YOUR INSTRUCTIONS — Your task is to print all of the data word for word.

EXCERPTED DATA —
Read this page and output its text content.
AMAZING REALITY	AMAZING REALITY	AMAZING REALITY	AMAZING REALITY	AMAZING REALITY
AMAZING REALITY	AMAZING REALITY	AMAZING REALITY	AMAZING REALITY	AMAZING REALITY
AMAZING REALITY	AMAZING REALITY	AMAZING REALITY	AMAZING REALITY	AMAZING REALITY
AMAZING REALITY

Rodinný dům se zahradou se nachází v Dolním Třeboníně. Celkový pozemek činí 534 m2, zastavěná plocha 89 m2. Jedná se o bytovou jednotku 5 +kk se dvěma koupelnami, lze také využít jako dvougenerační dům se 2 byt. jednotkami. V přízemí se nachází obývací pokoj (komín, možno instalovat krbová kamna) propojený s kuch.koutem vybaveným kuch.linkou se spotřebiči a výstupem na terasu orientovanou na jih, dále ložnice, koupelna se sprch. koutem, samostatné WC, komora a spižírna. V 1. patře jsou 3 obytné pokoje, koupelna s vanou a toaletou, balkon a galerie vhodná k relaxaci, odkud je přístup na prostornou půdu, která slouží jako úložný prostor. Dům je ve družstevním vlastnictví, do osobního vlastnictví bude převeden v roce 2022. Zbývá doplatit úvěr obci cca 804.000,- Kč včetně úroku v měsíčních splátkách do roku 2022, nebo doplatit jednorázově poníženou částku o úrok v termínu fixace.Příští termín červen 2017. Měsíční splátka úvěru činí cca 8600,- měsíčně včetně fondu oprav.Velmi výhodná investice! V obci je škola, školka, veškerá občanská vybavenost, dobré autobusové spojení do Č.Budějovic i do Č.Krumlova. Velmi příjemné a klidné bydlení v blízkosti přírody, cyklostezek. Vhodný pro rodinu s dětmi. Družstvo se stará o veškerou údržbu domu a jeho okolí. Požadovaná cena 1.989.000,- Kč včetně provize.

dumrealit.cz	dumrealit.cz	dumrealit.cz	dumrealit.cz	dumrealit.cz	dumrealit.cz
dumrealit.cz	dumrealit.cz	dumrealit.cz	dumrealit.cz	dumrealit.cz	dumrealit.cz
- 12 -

CORRECT ANSWER —
Read this page and output its text content.
AMAZING REALITY	AMAZING REALITY	AMAZING REALITY	AMAZING REALITY	AMAZING REALITY
AMAZING REALITY	AMAZING REALITY	AMAZING REALITY	AMAZING REALITY	AMAZING REALITY
AMAZING REALITY	AMAZING REALITY	AMAZING REALITY	AMAZING REALITY	AMAZING REALITY
AMAZING REALITY

Rodinný dům se zahradou se nachází v Dolním Třeboníně. Celkový pozemek činí 534 m2, zastavěná plocha 89 m2. Jedná se o bytovou jednotku 5 +kk se dvěma koupelnami, lze také využít jako dvougenerační dům se 2 byt. jednotkami. V přízemí se nachází obývací pokoj (komín, možno instalovat krbová kamna) propojený s kuch.koutem vybaveným kuch.linkou se spotřebiči a výstupem na terasu orientovanou na jih, dále ložnice, koupelna se sprch. koutem, samostatné WC, komora a spižírna. V 1. patře jsou 3 obytné pokoje, koupelna s vanou a toaletou, balkon a galerie vhodná k relaxaci, odkud je přístup na prostornou půdu, která slouží jako úložný prostor. Dům je ve družstevním vlastnictví, do osobního vlastnictví bude převeden v roce 2022. Zbývá doplatit úvěr obci cca 804.000,- Kč včetně úroku v měsíčních splátkách do roku 2022, nebo doplatit jednorázově poníženou částku o úrok v termínu fixace.Příští termín červen 2017. Měsíční splátka úvěru činí cca 8600,- měsíčně včetně fondu oprav.Velmi výhodná investice! V obci je škola, školka, veškerá občanská vybavenost, dobré autobusové spojení do Č.Budějovic i do Č.Krumlova. Velmi příjemné a klidné bydlení v blízkosti přírody, cyklostezek. Vhodný pro rodinu s dětmi. Družstvo se stará o veškerou údržbu domu a jeho okolí. Požadovaná cena 1.989.000,- Kč včetně provize.

dumrealit.cz	dumrealit.cz	dumrealit.cz	dumrealit.cz	dumrealit.cz	dumrealit.cz
dumrealit.cz	dumrealit.cz	dumrealit.cz	dumrealit.cz	dumrealit.cz	dumrealit.cz
- 12 -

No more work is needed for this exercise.